MATERIAL PROVIDED start
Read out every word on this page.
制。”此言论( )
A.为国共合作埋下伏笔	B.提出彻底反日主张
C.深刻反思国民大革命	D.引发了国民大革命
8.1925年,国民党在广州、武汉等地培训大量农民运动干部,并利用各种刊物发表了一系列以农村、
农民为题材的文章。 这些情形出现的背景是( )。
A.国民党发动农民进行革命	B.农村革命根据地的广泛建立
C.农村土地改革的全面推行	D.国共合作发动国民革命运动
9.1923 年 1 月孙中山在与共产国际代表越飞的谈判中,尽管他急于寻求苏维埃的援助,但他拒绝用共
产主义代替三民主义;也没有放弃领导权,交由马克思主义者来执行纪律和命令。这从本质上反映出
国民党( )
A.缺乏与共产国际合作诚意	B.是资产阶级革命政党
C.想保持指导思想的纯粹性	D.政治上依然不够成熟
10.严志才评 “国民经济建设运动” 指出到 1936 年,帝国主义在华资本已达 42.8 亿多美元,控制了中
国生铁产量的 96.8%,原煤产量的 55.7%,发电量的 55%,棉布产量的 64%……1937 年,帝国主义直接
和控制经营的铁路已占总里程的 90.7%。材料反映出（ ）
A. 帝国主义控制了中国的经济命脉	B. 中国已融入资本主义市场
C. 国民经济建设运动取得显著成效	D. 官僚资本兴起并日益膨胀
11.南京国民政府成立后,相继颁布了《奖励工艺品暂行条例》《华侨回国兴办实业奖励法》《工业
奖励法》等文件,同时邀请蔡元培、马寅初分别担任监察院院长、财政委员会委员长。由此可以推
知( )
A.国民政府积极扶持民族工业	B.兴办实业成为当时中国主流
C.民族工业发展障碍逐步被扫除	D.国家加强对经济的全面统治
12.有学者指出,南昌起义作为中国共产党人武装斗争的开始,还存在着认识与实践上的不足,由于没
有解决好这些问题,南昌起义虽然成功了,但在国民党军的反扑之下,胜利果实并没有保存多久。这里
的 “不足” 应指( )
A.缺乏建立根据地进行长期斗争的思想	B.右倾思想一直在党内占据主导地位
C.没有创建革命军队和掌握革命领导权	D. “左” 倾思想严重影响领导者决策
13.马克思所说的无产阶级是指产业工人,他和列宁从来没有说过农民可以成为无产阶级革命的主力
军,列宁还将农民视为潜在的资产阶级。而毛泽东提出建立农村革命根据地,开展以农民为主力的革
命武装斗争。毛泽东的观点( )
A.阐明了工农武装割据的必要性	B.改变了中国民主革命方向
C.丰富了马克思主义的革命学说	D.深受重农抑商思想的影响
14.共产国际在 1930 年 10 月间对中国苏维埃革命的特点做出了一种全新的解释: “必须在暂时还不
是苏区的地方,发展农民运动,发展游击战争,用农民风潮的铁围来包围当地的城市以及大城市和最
MATERIAL PROVIDED end
WRITTEN EXERCISE:
Write out every record shown above, word for word.

CORRECT RESPONSE:
Read out every word on this page.
制。”此言论( )
A.为国共合作埋下伏笔	B.提出彻底反日主张
C.深刻反思国民大革命	D.引发了国民大革命
8.1925年,国民党在广州、武汉等地培训大量农民运动干部,并利用各种刊物发表了一系列以农村、
农民为题材的文章。 这些情形出现的背景是( )。
A.国民党发动农民进行革命	B.农村革命根据地的广泛建立
C.农村土地改革的全面推行	D.国共合作发动国民革命运动
9.1923 年 1 月孙中山在与共产国际代表越飞的谈判中,尽管他急于寻求苏维埃的援助,但他拒绝用共
产主义代替三民主义;也没有放弃领导权,交由马克思主义者来执行纪律和命令。这从本质上反映出
国民党( )
A.缺乏与共产国际合作诚意	B.是资产阶级革命政党
C.想保持指导思想的纯粹性	D.政治上依然不够成熟
10.严志才评 “国民经济建设运动” 指出到 1936 年,帝国主义在华资本已达 42.8 亿多美元,控制了中
国生铁产量的 96.8%,原煤产量的 55.7%,发电量的 55%,棉布产量的 64%……1937 年,帝国主义直接
和控制经营的铁路已占总里程的 90.7%。材料反映出（ ）
A. 帝国主义控制了中国的经济命脉	B. 中国已融入资本主义市场
C. 国民经济建设运动取得显著成效	D. 官僚资本兴起并日益膨胀
11.南京国民政府成立后,相继颁布了《奖励工艺品暂行条例》《华侨回国兴办实业奖励法》《工业
奖励法》等文件,同时邀请蔡元培、马寅初分别担任监察院院长、财政委员会委员长。由此可以推
知( )
A.国民政府积极扶持民族工业	B.兴办实业成为当时中国主流
C.民族工业发展障碍逐步被扫除	D.国家加强对经济的全面统治
12.有学者指出,南昌起义作为中国共产党人武装斗争的开始,还存在着认识与实践上的不足,由于没
有解决好这些问题,南昌起义虽然成功了,但在国民党军的反扑之下,胜利果实并没有保存多久。这里
的 “不足” 应指( )
A.缺乏建立根据地进行长期斗争的思想	B.右倾思想一直在党内占据主导地位
C.没有创建革命军队和掌握革命领导权	D. “左” 倾思想严重影响领导者决策
13.马克思所说的无产阶级是指产业工人,他和列宁从来没有说过农民可以成为无产阶级革命的主力
军,列宁还将农民视为潜在的资产阶级。而毛泽东提出建立农村革命根据地,开展以农民为主力的革
命武装斗争。毛泽东的观点( )
A.阐明了工农武装割据的必要性	B.改变了中国民主革命方向
C.丰富了马克思主义的革命学说	D.深受重农抑商思想的影响
14.共产国际在 1930 年 10 月间对中国苏维埃革命的特点做出了一种全新的解释: “必须在暂时还不
是苏区的地方,发展农民运动,发展游击战争,用农民风潮的铁围来包围当地的城市以及大城市和最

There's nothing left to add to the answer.